- What is required
Return the material word for word. Do not include the pictures.
*** Exercise inputs ***
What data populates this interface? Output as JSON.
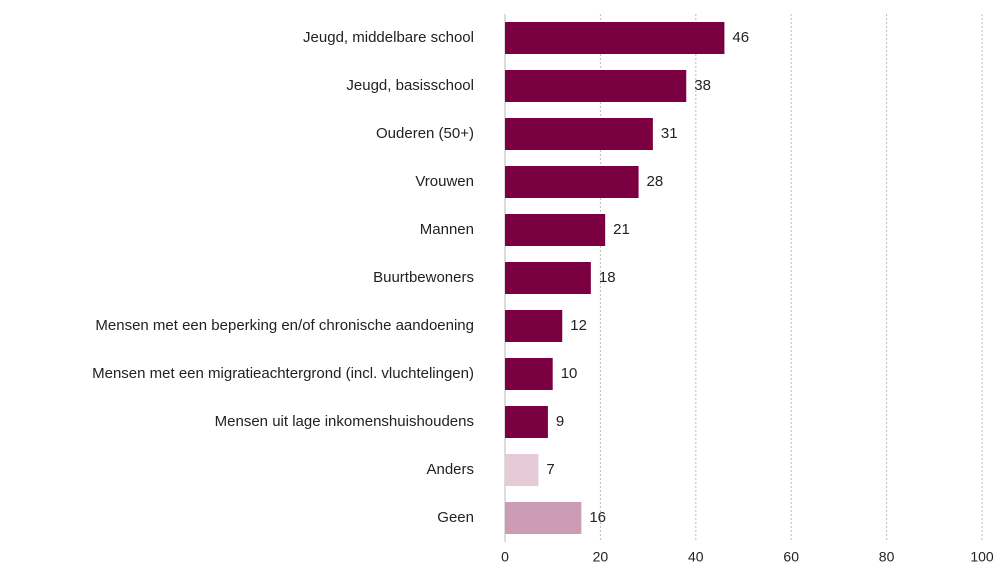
{
  "chart_data": {
    "type": "bar",
    "orientation": "horizontal",
    "categories": [
      "Jeugd, middelbare school",
      "Jeugd, basisschool",
      "Ouderen (50+)",
      "Vrouwen",
      "Mannen",
      "Buurtbewoners",
      "Mensen met een beperking en/of chronische aandoening",
      "Mensen met een migratieachtergrond (incl. vluchtelingen)",
      "Mensen uit lage inkomenshuishoudens",
      "Anders",
      "Geen"
    ],
    "values": [
      46,
      38,
      31,
      28,
      21,
      18,
      12,
      10,
      9,
      7,
      16
    ],
    "colors": [
      "#7b0041",
      "#7b0041",
      "#7b0041",
      "#7b0041",
      "#7b0041",
      "#7b0041",
      "#7b0041",
      "#7b0041",
      "#7b0041",
      "#e6cad8",
      "#cc9bb6"
    ],
    "xlim": [
      0,
      100
    ],
    "xticks": [
      0,
      20,
      40,
      60,
      80,
      100
    ],
    "grid": true
  }
}
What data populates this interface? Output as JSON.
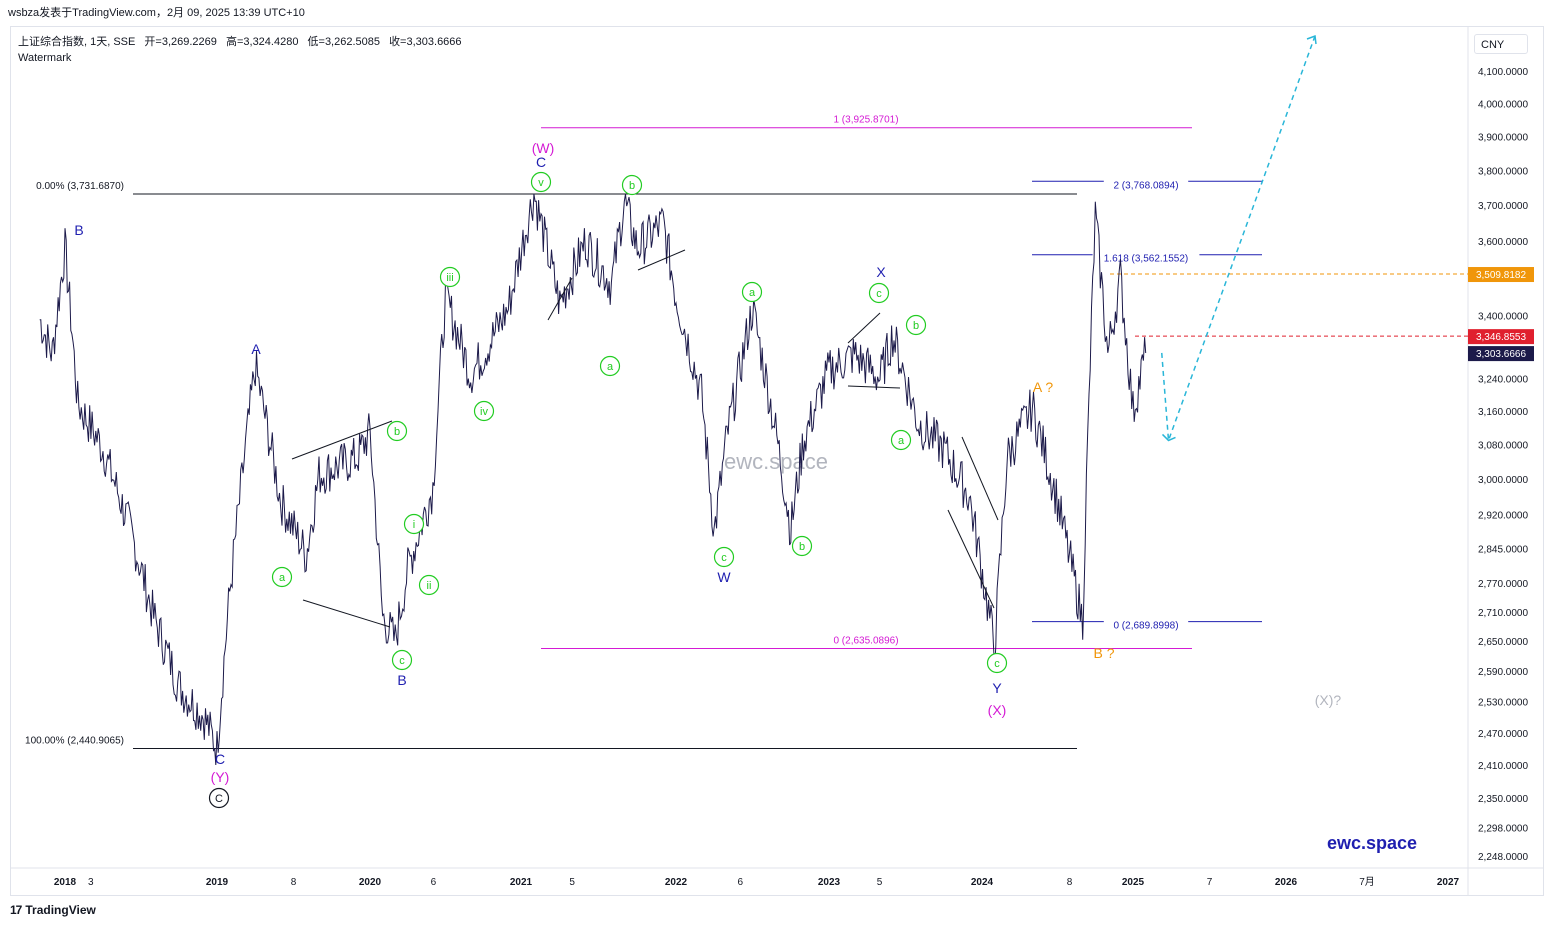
***
- Exercise answer
What data populates this interface? Output as JSON.
{
  "chart_data": {
    "type": "bar",
    "orientation": "horizontal",
    "categories": [
      "Jeugd, middelbare school",
      "Jeugd, basisschool",
      "Ouderen (50+)",
      "Vrouwen",
      "Mannen",
      "Buurtbewoners",
      "Mensen met een beperking en/of chronische aandoening",
      "Mensen met een migratieachtergrond (incl. vluchtelingen)",
      "Mensen uit lage inkomenshuishoudens",
      "Anders",
      "Geen"
    ],
    "values": [
      46,
      38,
      31,
      28,
      21,
      18,
      12,
      10,
      9,
      7,
      16
    ],
    "colors": [
      "#7b0041",
      "#7b0041",
      "#7b0041",
      "#7b0041",
      "#7b0041",
      "#7b0041",
      "#7b0041",
      "#7b0041",
      "#7b0041",
      "#e6cad8",
      "#cc9bb6"
    ],
    "xlim": [
      0,
      100
    ],
    "xticks": [
      0,
      20,
      40,
      60,
      80,
      100
    ],
    "grid": true
  }
}
What data populates this interface? Output as JSON.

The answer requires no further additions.